Copy each line of the records that holds the string "processes".

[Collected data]
+--

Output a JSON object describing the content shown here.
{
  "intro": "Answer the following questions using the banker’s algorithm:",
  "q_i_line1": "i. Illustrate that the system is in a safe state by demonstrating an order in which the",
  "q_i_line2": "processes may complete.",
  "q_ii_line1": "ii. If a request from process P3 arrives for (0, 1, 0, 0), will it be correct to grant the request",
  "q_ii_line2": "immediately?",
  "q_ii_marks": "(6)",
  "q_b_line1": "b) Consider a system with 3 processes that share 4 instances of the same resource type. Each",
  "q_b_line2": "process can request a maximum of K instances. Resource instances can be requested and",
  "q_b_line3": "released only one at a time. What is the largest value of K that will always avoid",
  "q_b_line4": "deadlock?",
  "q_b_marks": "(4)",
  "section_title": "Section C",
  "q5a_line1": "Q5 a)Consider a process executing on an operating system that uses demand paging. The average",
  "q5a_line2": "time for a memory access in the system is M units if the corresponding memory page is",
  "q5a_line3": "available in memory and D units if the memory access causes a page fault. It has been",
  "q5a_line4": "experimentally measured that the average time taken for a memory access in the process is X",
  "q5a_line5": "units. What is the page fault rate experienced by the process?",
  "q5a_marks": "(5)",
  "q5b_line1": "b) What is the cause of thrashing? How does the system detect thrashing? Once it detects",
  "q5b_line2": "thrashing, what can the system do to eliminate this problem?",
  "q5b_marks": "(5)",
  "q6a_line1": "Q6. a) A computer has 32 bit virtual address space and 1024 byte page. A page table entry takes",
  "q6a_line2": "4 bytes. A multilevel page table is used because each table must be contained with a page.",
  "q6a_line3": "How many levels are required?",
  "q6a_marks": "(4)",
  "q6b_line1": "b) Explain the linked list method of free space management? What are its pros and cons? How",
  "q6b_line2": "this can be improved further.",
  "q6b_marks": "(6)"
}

+--

* Task response *
  "q_i_line2": "processes may complete.",
  "q_b_line1": "b) Consider a system with 3 processes that share 4 instances of the same resource type. Each",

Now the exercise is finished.